**STATED PROBLEM:**
Find every line of the listing below where "Python" appears, and copy it.

[Dataset records]
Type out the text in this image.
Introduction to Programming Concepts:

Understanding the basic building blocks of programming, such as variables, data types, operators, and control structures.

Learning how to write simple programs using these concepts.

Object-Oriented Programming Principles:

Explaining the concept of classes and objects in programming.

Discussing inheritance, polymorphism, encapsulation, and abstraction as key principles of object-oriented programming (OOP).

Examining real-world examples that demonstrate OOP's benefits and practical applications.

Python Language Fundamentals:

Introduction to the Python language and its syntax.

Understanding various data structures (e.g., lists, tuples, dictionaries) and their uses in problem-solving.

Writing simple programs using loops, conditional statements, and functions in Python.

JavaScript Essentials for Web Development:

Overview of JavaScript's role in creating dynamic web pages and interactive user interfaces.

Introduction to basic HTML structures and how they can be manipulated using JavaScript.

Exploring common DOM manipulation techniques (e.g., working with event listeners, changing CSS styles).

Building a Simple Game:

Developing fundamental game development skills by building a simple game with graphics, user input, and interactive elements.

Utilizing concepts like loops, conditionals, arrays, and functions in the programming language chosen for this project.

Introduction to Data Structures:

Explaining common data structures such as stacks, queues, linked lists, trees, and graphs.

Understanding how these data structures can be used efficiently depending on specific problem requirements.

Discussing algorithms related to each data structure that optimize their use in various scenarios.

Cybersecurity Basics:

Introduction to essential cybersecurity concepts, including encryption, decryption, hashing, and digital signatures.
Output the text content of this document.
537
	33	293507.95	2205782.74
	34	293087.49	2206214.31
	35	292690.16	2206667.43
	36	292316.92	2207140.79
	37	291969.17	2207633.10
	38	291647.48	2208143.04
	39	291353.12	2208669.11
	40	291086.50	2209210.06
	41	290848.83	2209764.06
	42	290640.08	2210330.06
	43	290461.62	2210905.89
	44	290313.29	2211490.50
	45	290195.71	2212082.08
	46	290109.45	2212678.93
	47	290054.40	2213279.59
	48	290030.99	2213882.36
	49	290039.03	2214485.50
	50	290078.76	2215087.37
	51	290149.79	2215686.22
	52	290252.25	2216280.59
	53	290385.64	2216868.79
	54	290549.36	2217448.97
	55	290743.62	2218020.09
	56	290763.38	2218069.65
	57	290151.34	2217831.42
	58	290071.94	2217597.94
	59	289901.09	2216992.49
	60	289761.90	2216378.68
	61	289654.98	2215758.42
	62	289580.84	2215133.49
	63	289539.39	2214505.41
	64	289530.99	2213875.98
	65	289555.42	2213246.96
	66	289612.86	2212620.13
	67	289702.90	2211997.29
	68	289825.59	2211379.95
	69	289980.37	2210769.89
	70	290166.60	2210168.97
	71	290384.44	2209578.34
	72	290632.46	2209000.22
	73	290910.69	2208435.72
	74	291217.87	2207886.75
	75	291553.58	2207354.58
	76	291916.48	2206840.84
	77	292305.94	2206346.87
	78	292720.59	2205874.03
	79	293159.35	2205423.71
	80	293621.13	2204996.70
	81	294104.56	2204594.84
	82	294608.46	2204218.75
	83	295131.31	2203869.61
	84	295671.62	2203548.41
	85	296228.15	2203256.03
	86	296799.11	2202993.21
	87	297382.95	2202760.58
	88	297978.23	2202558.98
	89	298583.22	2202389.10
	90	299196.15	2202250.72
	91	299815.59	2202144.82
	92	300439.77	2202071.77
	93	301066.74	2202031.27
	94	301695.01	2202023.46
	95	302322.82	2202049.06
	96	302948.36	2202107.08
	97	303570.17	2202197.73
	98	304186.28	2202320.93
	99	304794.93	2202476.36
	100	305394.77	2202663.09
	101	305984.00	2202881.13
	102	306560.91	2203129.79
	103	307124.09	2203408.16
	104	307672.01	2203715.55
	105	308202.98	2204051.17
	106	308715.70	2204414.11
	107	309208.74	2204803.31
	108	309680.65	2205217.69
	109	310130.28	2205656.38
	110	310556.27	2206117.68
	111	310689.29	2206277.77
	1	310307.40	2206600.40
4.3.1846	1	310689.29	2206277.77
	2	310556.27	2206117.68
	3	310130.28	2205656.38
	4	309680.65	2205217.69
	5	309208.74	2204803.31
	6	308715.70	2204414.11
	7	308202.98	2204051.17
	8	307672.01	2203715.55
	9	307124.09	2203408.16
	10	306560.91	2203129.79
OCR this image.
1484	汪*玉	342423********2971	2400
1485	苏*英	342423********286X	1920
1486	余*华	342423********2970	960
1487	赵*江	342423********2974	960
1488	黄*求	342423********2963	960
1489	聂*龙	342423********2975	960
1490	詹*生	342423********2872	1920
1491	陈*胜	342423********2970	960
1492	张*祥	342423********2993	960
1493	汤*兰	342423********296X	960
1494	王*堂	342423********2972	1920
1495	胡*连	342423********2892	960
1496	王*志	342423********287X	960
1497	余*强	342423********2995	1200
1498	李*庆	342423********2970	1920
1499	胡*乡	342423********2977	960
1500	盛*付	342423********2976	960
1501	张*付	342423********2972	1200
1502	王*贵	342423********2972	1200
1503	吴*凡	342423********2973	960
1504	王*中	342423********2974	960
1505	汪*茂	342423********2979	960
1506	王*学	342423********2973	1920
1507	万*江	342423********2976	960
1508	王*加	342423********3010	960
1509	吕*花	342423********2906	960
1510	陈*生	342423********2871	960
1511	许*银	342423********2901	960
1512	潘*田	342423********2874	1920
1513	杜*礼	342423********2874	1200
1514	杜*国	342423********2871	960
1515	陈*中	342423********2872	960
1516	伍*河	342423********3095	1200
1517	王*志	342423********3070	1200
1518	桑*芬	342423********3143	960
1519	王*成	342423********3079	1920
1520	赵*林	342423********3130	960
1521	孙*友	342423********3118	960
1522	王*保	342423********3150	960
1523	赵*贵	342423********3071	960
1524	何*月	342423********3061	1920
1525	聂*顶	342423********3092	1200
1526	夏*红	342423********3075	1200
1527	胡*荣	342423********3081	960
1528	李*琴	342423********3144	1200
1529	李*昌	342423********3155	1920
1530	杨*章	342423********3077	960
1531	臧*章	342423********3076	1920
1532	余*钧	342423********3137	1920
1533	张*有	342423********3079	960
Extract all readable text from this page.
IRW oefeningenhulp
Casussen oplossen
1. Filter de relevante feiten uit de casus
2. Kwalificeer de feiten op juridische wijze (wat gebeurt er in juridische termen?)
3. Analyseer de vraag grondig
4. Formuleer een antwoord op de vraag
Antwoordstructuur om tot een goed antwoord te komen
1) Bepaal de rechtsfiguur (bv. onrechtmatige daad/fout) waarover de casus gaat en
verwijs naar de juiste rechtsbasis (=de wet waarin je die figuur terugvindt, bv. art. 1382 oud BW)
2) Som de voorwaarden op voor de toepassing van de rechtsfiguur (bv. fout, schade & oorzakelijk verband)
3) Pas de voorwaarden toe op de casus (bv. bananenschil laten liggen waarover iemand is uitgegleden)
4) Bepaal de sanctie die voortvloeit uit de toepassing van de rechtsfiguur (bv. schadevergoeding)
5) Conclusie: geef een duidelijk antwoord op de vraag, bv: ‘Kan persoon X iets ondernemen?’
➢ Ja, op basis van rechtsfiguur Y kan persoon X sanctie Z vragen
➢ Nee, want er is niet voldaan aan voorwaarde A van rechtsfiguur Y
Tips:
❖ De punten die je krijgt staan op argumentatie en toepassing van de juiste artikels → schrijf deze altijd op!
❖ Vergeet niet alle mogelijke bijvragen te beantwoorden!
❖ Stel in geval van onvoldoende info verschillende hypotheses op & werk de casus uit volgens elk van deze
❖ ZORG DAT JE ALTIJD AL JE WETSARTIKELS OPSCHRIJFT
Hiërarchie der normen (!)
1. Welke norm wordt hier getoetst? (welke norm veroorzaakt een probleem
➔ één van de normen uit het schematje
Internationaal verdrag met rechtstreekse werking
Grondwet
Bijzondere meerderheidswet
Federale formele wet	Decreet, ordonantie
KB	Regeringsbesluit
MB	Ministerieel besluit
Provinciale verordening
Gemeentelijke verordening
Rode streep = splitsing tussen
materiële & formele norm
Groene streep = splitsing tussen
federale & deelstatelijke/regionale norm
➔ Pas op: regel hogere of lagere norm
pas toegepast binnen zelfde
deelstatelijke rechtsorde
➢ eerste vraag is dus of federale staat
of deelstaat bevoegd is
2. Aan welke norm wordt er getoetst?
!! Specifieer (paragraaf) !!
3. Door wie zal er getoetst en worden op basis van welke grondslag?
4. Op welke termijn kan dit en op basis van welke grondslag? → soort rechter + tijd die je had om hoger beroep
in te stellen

**SOLVED EXERCISE:**
Python Language Fundamentals:
Introduction to the Python language and its syntax.
Writing simple programs using loops, conditional statements, and functions in Python.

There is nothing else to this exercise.